TEXTO DADO:
>>>

Abilify está autorizado para tratar el trastorno bipolar, esquizofrenia, autismo y depresión grave (cuando se toma con antidepresivos). Se utiliza para aumentar los efectos de los antidepresivos– porque, por supuesto, ¡su efecto es muy deficiente!

Pero ¿Sabía que Abilify está relacionado con 75 diferentes efectos secundarios?

¿Qué absurdo es tomar un medicamento que funciona tan bien como una pastilla de azúcar, pero le expone a esta cantidad de enfermedades?

Incluso Más Razones para Evitar los Antidepresivos, Como si Necesitará Más
El profesor de Medicina Lennard J. Davis escribió un excelente artículo sobre los SSRIs para la edición de enero 2010 de la revista Psychology Today. Él señala que los médicos habitualmente recetan no solo uno, sino dos o tres SSRIs y otros medicamentos psicofarmacológicos en combinación—sin siquiera tener estudios que los respalde.

Los médicos que se dedican a lo que se conoce como “polifarmacia“, esperan a que si uno no funciona, tal vez el segundo o el tercero funcionará.

Davis dice:

“En esencia, los doctores están realizando experimentos no controlados en sus pacientes, con la esperanza de que de alguna manera rara podrían tener una solución. Pero, por supuesto, los medicamentos tienen interacciones peligrosas y la mayoría de los médicos están jugando un deporte que desconocen por completo. ”

De hecho, toda la hipótesis de la serotonina para la depresión debería ser seriamente revisada.

Durante años ha escuchado que la depresión es causada por un desequilibrio de sustancias químicas de sus neurotransmisores, principalmente la serotonina, dopamina y norepinefrina, pero hay una grave carencia de investigación que lo corrobore.

<<<

LISTADO:

>>>

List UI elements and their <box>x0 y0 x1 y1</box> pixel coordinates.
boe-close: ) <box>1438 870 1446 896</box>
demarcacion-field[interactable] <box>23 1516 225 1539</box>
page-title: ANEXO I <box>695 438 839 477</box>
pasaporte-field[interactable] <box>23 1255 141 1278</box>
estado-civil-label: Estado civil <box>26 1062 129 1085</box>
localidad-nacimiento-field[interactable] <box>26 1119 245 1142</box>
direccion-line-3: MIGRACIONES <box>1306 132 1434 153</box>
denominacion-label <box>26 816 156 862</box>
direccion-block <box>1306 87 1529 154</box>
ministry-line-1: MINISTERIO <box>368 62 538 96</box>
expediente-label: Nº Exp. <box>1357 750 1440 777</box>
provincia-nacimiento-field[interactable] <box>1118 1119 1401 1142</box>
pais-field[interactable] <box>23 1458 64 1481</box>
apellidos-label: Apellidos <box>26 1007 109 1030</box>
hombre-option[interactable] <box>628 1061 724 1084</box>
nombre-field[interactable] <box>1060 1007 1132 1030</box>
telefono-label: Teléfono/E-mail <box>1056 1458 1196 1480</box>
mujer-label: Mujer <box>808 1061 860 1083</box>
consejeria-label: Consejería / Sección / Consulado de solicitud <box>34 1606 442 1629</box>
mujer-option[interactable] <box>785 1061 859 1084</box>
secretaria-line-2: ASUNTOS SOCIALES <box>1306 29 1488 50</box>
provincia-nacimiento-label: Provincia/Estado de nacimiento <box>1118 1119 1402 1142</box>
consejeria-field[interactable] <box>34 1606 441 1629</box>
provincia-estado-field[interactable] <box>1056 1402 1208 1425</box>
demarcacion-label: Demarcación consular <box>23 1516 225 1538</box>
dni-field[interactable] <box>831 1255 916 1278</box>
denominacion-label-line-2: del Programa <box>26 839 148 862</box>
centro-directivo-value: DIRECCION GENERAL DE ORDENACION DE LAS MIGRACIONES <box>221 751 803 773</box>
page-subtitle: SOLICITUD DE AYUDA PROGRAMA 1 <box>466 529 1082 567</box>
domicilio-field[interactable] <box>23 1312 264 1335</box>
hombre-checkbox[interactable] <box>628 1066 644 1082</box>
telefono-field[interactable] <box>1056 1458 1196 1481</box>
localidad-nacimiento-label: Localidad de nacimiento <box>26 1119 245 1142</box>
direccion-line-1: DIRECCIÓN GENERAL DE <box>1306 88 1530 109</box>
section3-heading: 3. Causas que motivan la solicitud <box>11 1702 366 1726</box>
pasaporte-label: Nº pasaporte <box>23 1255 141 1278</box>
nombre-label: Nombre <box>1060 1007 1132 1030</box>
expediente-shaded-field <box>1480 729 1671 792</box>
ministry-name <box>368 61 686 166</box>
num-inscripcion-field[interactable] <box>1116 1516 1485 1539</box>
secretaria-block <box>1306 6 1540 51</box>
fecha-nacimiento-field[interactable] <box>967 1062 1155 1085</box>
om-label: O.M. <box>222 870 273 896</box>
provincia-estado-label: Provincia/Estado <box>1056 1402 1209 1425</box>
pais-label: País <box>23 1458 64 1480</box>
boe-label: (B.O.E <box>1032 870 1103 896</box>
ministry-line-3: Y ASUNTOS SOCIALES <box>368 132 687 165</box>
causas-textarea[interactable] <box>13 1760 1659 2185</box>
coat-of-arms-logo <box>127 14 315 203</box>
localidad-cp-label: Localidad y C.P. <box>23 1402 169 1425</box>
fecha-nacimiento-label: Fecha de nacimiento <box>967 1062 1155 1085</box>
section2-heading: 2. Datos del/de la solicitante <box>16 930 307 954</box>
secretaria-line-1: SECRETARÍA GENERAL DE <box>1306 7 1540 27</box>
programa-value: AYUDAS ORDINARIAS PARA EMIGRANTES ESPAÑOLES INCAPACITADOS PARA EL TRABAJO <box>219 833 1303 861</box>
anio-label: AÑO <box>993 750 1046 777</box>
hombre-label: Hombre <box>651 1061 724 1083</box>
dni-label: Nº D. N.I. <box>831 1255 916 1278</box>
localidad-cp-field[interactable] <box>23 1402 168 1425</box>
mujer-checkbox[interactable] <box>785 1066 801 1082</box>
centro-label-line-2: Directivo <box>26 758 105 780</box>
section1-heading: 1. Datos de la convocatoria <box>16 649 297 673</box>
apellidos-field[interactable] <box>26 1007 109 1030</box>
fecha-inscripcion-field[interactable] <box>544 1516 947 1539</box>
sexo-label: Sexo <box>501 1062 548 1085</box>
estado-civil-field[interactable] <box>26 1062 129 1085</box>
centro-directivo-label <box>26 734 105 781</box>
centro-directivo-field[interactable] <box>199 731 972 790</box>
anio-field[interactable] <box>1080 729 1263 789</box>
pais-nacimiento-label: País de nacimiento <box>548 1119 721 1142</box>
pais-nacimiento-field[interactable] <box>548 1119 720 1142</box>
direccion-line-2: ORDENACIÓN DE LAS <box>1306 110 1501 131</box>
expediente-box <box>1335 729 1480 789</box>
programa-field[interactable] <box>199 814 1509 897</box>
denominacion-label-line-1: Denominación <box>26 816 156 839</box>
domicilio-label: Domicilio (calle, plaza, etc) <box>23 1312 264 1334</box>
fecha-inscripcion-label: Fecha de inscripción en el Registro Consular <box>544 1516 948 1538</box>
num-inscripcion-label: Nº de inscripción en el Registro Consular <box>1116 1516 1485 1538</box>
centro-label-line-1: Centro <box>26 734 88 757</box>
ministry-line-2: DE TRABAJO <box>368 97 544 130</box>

<<<

PREGUNTAS POR RESPONDER:
**A)** Responda, según el texto sobre Abilify y los antidepresivos:
(i) ¿Con cuántos efectos secundarios distintos se relaciona Abilify?
(ii) ¿En qué revista y en qué edición apareció el artículo de Lennard J. Davis sobre los SSRIs?
(iii) ¿Qué tres neurotransmisores se nombran como los principales en la explicación del desequilibrio químico?
**B)** Prosiga con el texto sobre Abilify y los antidepresivos a partir de su última oración.

RESPUESTAS POR PUNTO:
**A)**
(i) Con 75 efectos secundarios diferentes.
(ii) En la revista Psychology Today, edición de enero de 2010.
(iii) La serotonina, la dopamina y la norepinefrina.

**B)**
Esta teoría se ha hecho tan adoctrinada en nuestra cultura y en los medios de comunicación que la mayoría de las personas simplemente la aceptan como un hecho, simplemente porque la han escuchado tan frecuente. ¡Incluso los profesionales de salud mental!

Pero no hay manera de medir su serotonina o dopamina sin abrirle la cabeza. Los científicos aún no pueden decidir sobre lo que es un nivel de serotonina “normal” mucho menos uno que sea anormal.

¿Por qué algunas personas deprimidas tienen niveles elevados de serotonina, mientras que otras personas felices tienen bajos?

Su cerebro es demasiado complejo para que funcione esta explicación demasiado simplista. Cada vez son más las “enfermedades psiquiátricas” que están apareciendo en la literatura, y muchas podrían considerarse como “trastornos de estilo de vida”:

¿Compra demasiado? Es posible que tenga un problema compulsivo.
¿Tiene problemas para multiplicar? Podría estar sufriendo de discalculia.
¿Pasar demasiado tiempo en el internet? Podría tener Ciberadicción.
¿Pasa demasiado tiempo en el gimnasio? Será prudente que tratara su Vigorexia o dismorfia muscular.
Y mi favorito–¿Le teme al número 13? Podría tener Triscaidecafobia
¿Me explico?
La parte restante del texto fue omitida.